===== Exercise input
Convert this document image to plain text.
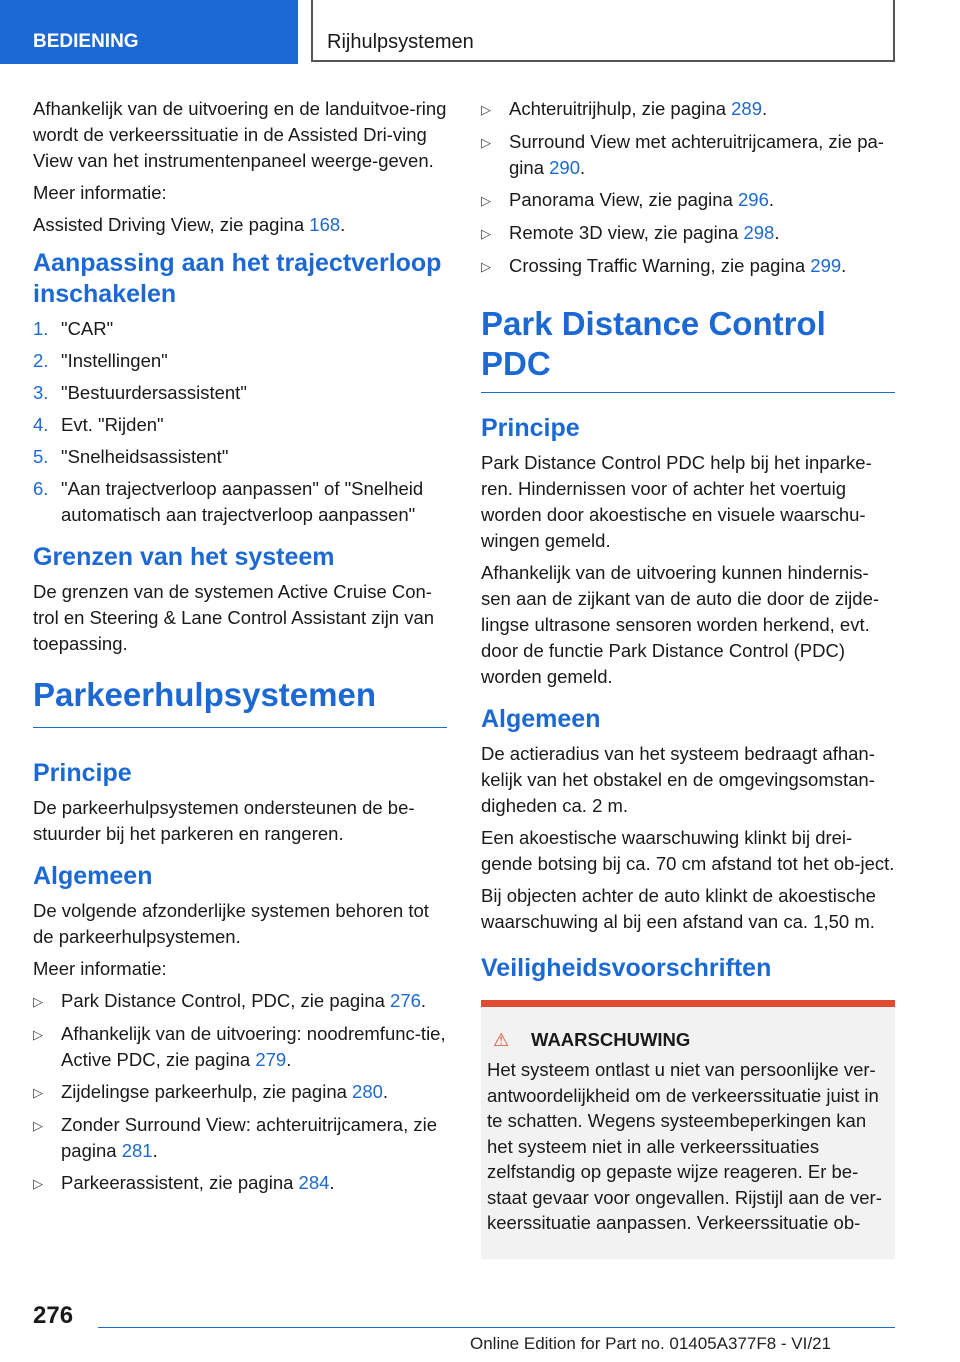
BEDIENING	Rijhulpsystemen

Afhankelijk van de uitvoering en de landuitvoe-ring wordt de verkeerssituatie in de Assisted Dri-ving View van het instrumentenpaneel weerge-geven.

Meer informatie:

Assisted Driving View, zie pagina 168.

Aanpassing aan het trajectverloop inschakelen
1. "CAR"
2. "Instellingen"
3. "Bestuurdersassistent"
4. Evt. "Rijden"
5. "Snelheidsassistent"
6. "Aan trajectverloop aanpassen" of "Snelheid automatisch aan trajectverloop aanpassen"
Grenzen van het systeem

De grenzen van de systemen Active Cruise Con-trol en Steering & Lane Control Assistant zijn van toepassing.

Parkeerhulpsystemen
Principe

De parkeerhulpsystemen ondersteunen de be-stuurder bij het parkeren en rangeren.

Algemeen

De volgende afzonderlijke systemen behoren tot de parkeerhulpsystemen.

Meer informatie:

▷ Park Distance Control, PDC, zie pagina 276.
▷ Afhankelijk van de uitvoering: noodremfunc-tie, Active PDC, zie pagina 279.
▷ Zijdelingse parkeerhulp, zie pagina 280.
▷ Zonder Surround View: achteruitrijcamera, zie pagina 281.
▷ Parkeerassistent, zie pagina 284.
▷ Achteruitrijhulp, zie pagina 289.
▷ Surround View met achteruitrijcamera, zie pa-gina 290.
▷ Panorama View, zie pagina 296.
▷ Remote 3D view, zie pagina 298.
▷ Crossing Traffic Warning, zie pagina 299.
Park Distance Control PDC
Principe

Park Distance Control PDC help bij het inparke-ren. Hindernissen voor of achter het voertuig worden door akoestische en visuele waarschu-wingen gemeld.

Afhankelijk van de uitvoering kunnen hindernis-sen aan de zijkant van de auto die door de zijde-lingse ultrasone sensoren worden herkend, evt. door de functie Park Distance Control (PDC) worden gemeld.

Algemeen

De actieradius van het systeem bedraagt afhan-kelijk van het obstakel en de omgevingsomstan-digheden ca. 2 m.

Een akoestische waarschuwing klinkt bij drei-gende botsing bij ca. 70 cm afstand tot het ob-ject.

Bij objecten achter de auto klinkt de akoestische waarschuwing al bij een afstand van ca. 1,50 m.

Veiligheidsvoorschriften
⚠	WAARSCHUWING

Het systeem ontlast u niet van persoonlijke ver-antwoordelijkheid om de verkeerssituatie juist in te schatten. Wegens systeembeperkingen kan het systeem niet in alle verkeerssituaties zelfstandig op gepaste wijze reageren. Er be-staat gevaar voor ongevallen. Rijstijl aan de ver-keerssituatie aanpassen. Verkeerssituatie ob-

276
Online Edition for Part no. 01405A377F8 - VI/21
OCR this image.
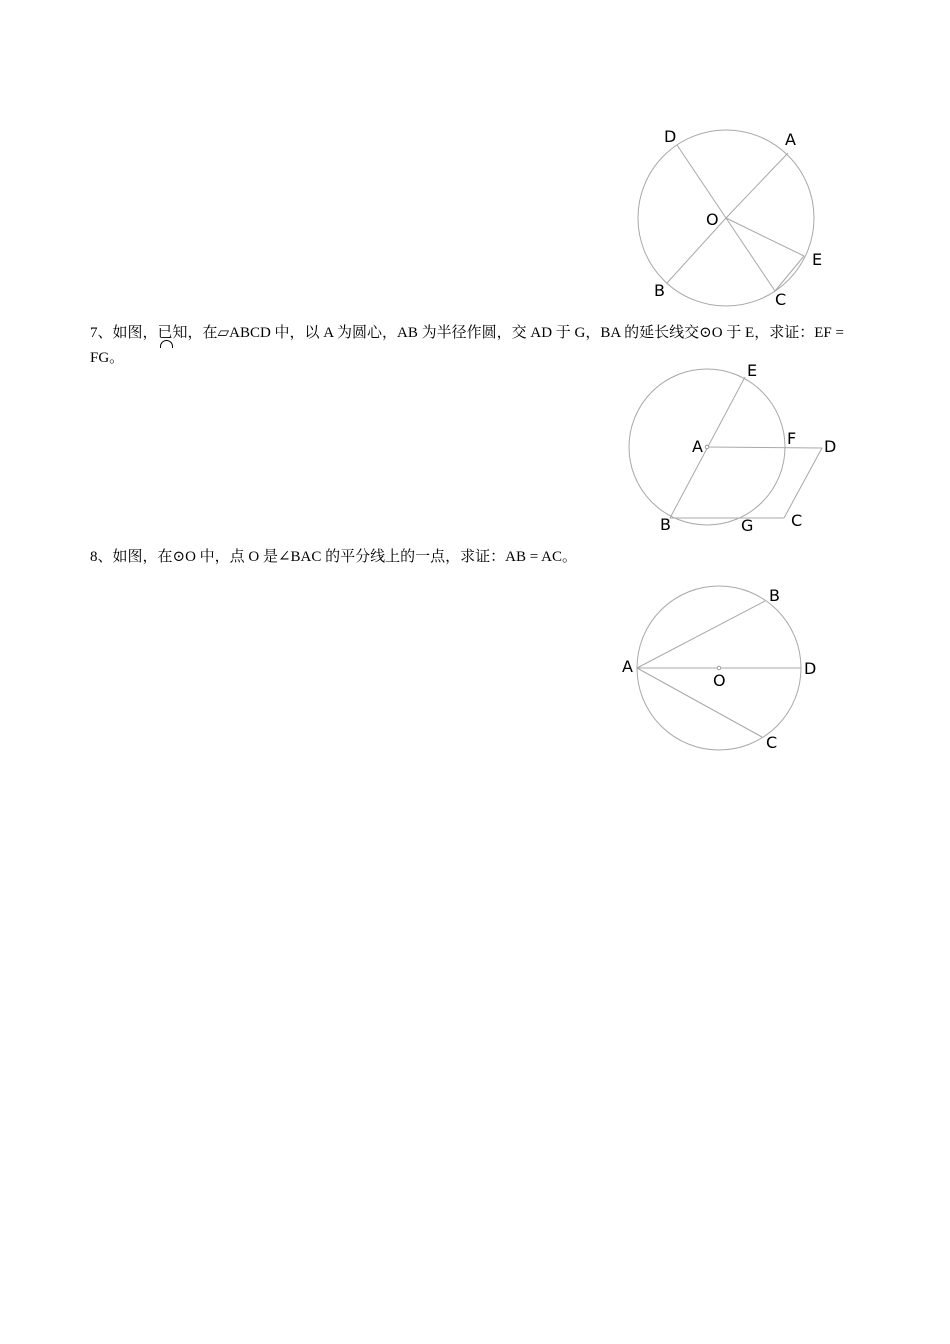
D	A
O
E
B	C
7、如图，已知，在▱ABCD 中，以 A 为圆心，AB 为半径作圆，交 AD 于 G，BA 的延长线交⊙O 于 E，求证：EF =
FG。
E
A	F D
B	G C
8、如图，在⊙O 中，点 O 是∠BAC 的平分线上的一点，求证：AB = AC。
B
A
O
D
C
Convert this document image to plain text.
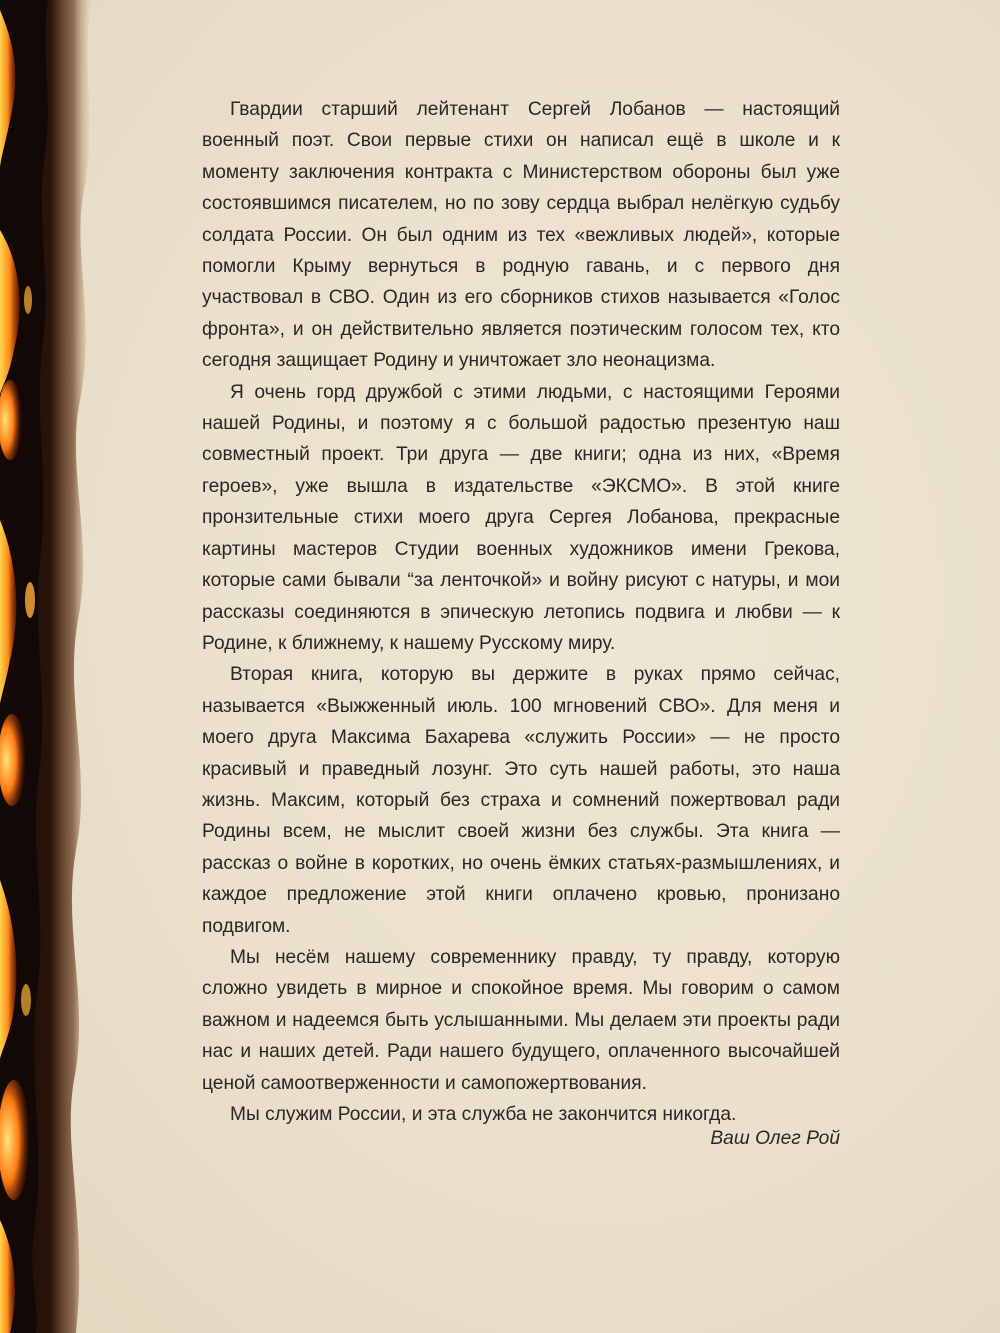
Гвардии старший лейтенант Сергей Лобанов — настоящий военный поэт. Свои первые стихи он написал ещё в школе и к моменту заключения контракта с Министерством обороны был уже состоявшимся писателем, но по зову сердца выбрал нелёгкую судьбу солдата России. Он был одним из тех «вежливых людей», которые помогли Крыму вернуться в родную гавань, и с первого дня участвовал в СВО. Один из его сборников стихов называется «Голос фронта», и он действительно является поэтическим голосом тех, кто сегодня защищает Родину и уничтожает зло неонацизма.

Я очень горд дружбой с этими людьми, с настоящими Героями нашей Родины, и поэтому я с большой радостью презентую наш совместный проект. Три друга — две книги; одна из них, «Время героев», уже вышла в издательстве «ЭКСМО». В этой книге пронзительные стихи моего друга Сергея Лобанова, прекрасные картины мастеров Студии военных художников имени Грекова, которые сами бывали “за ленточкой» и войну рисуют с натуры, и мои рассказы соединяются в эпическую летопись подвига и любви — к Родине, к ближнему, к нашему Русскому миру.

Вторая книга, которую вы держите в руках прямо сейчас, называется «Выжженный июль. 100 мгновений СВО». Для меня и моего друга Максима Бахарева «служить России» — не просто красивый и праведный лозунг. Это суть нашей работы, это наша жизнь. Максим, который без страха и сомнений пожертвовал ради Родины всем, не мыслит своей жизни без службы. Эта книга — рассказ о войне в коротких, но очень ёмких статьях-размышлениях, и каждое предложение этой книги оплачено кровью, пронизано подвигом.

Мы несём нашему современнику правду, ту правду, которую сложно увидеть в мирное и спокойное время. Мы говорим о самом важном и надеемся быть услышанными. Мы делаем эти проекты ради нас и наших детей. Ради нашего будущего, оплаченного высочайшей ценой самоотверженности и самопожертвования.

Мы служим России, и эта служба не закончится никогда.

Ваш Олег Рой
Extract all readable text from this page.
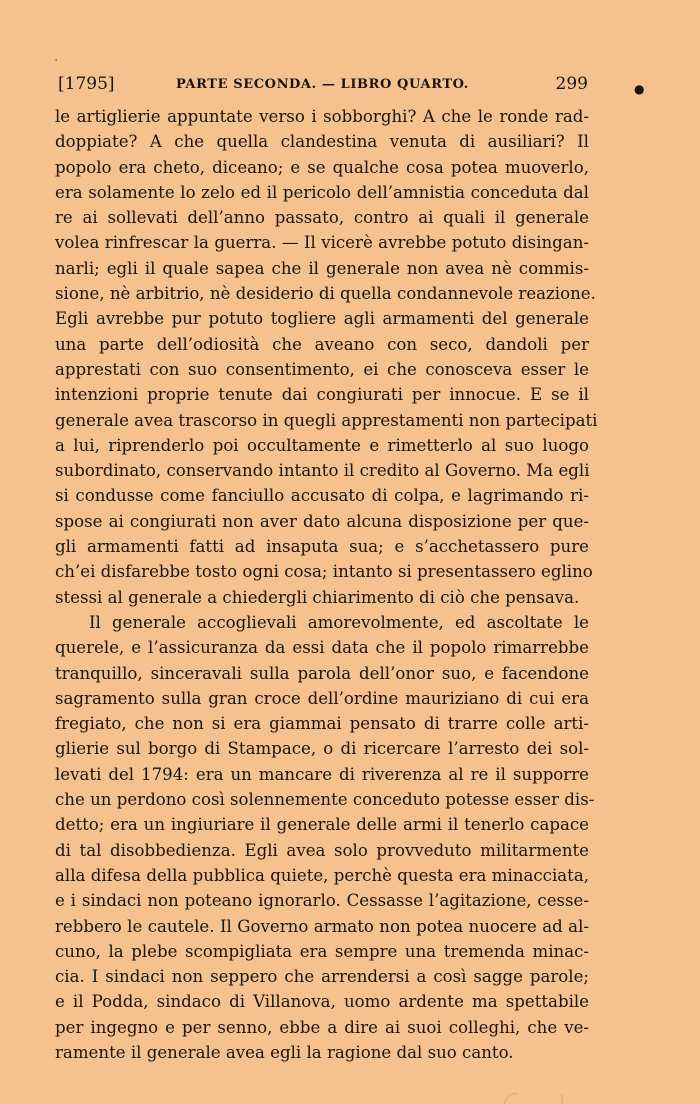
'
●
[1795]	PARTE SECONDA. — LIBRO QUARTO.	299
le artiglierie appuntate verso i sobborghi? A che le ronde rad-
doppiate? A che quella clandestina venuta di ausiliari? Il
popolo era cheto, diceano; e se qualche cosa potea muoverlo,
era solamente lo zelo ed il pericolo dell’amnistia conceduta dal
re ai sollevati dell’anno passato, contro ai quali il generale
volea rinfrescar la guerra. — Il vicerè avrebbe potuto disingan-
narli; egli il quale sapea che il generale non avea nè commis-
sione, nè arbitrio, nè desiderio di quella condannevole reazione.
Egli avrebbe pur potuto togliere agli armamenti del generale
una parte dell’odiosità che aveano con seco, dandoli per
apprestati con suo consentimento, ei che conosceva esser le
intenzioni proprie tenute dai congiurati per innocue. E se il
generale avea trascorso in quegli apprestamenti non partecipati
a lui, riprenderlo poi occultamente e rimetterlo al suo luogo
subordinato, conservando intanto il credito al Governo. Ma egli
si condusse come fanciullo accusato di colpa, e lagrimando ri-
spose ai congiurati non aver dato alcuna disposizione per que-
gli armamenti fatti ad insaputa sua; e s’acchetassero pure
ch’ei disfarebbe tosto ogni cosa; intanto si presentassero eglino
stessi al generale a chiedergli chiarimento di ciò che pensava.
Il generale accoglievali amorevolmente, ed ascoltate le
querele, e l’assicuranza da essi data che il popolo rimarrebbe
tranquillo, sinceravali sulla parola dell’onor suo, e facendone
sagramento sulla gran croce dell’ordine mauriziano di cui era
fregiato, che non si era giammai pensato di trarre colle arti-
glierie sul borgo di Stampace, o di ricercare l’arresto dei sol-
levati del 1794: era un mancare di riverenza al re il supporre
che un perdono così solennemente conceduto potesse esser dis-
detto; era un ingiuriare il generale delle armi il tenerlo capace
di tal disobbedienza. Egli avea solo provveduto militarmente
alla difesa della pubblica quiete, perchè questa era minacciata,
e i sindaci non poteano ignorarlo. Cessasse l’agitazione, cesse-
rebbero le cautele. Il Governo armato non potea nuocere ad al-
cuno, la plebe scompigliata era sempre una tremenda minac-
cia. I sindaci non seppero che arrendersi a così sagge parole;
e il Podda, sindaco di Villanova, uomo ardente ma spettabile
per ingegno e per senno, ebbe a dire ai suoi colleghi, che ve-
ramente il generale avea egli la ragione dal suo canto.
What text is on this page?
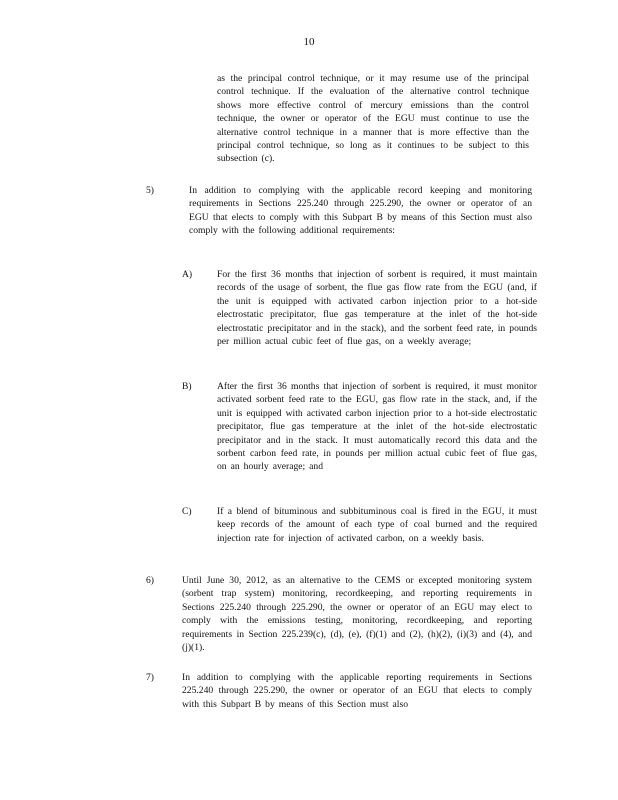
10
as the principal control technique, or it may resume use of the principal control technique. If the evaluation of the alternative control technique shows more effective control of mercury emissions than the control technique, the owner or operator of the EGU must continue to use the alternative control technique in a manner that is more effective than the principal control technique, so long as it continues to be subject to this subsection (c).
5)	In addition to complying with the applicable record keeping and monitoring requirements in Sections 225.240 through 225.290, the owner or operator of an EGU that elects to comply with this Subpart B by means of this Section must also comply with the following additional requirements:
A)	For the first 36 months that injection of sorbent is required, it must maintain records of the usage of sorbent, the flue gas flow rate from the EGU (and, if the unit is equipped with activated carbon injection prior to a hot-side electrostatic precipitator, flue gas temperature at the inlet of the hot-side electrostatic precipitator and in the stack), and the sorbent feed rate, in pounds per million actual cubic feet of flue gas, on a weekly average;
B)	After the first 36 months that injection of sorbent is required, it must monitor activated sorbent feed rate to the EGU, gas flow rate in the stack, and, if the unit is equipped with activated carbon injection prior to a hot-side electrostatic precipitator, flue gas temperature at the inlet of the hot-side electrostatic precipitator and in the stack. It must automatically record this data and the sorbent carbon feed rate, in pounds per million actual cubic feet of flue gas, on an hourly average; and
C)	If a blend of bituminous and subbituminous coal is fired in the EGU, it must keep records of the amount of each type of coal burned and the required injection rate for injection of activated carbon, on a weekly basis.
6)	Until June 30, 2012, as an alternative to the CEMS or excepted monitoring system (sorbent trap system) monitoring, recordkeeping, and reporting requirements in Sections 225.240 through 225.290, the owner or operator of an EGU may elect to comply with the emissions testing, monitoring, recordkeeping, and reporting requirements in Section 225.239(c), (d), (e), (f)(1) and (2), (h)(2), (i)(3) and (4), and (j)(1).
7)	In addition to complying with the applicable reporting requirements in Sections 225.240 through 225.290, the owner or operator of an EGU that elects to comply with this Subpart B by means of this Section must also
==========
§ Aim of the exercise: Return every line of the preceding records in which the word "Governo" appears.

§ The response:
subordinato, conservando intanto il credito al Governo. Ma egli
rebbero le cautele. Il Governo armato non potea nuocere ad al-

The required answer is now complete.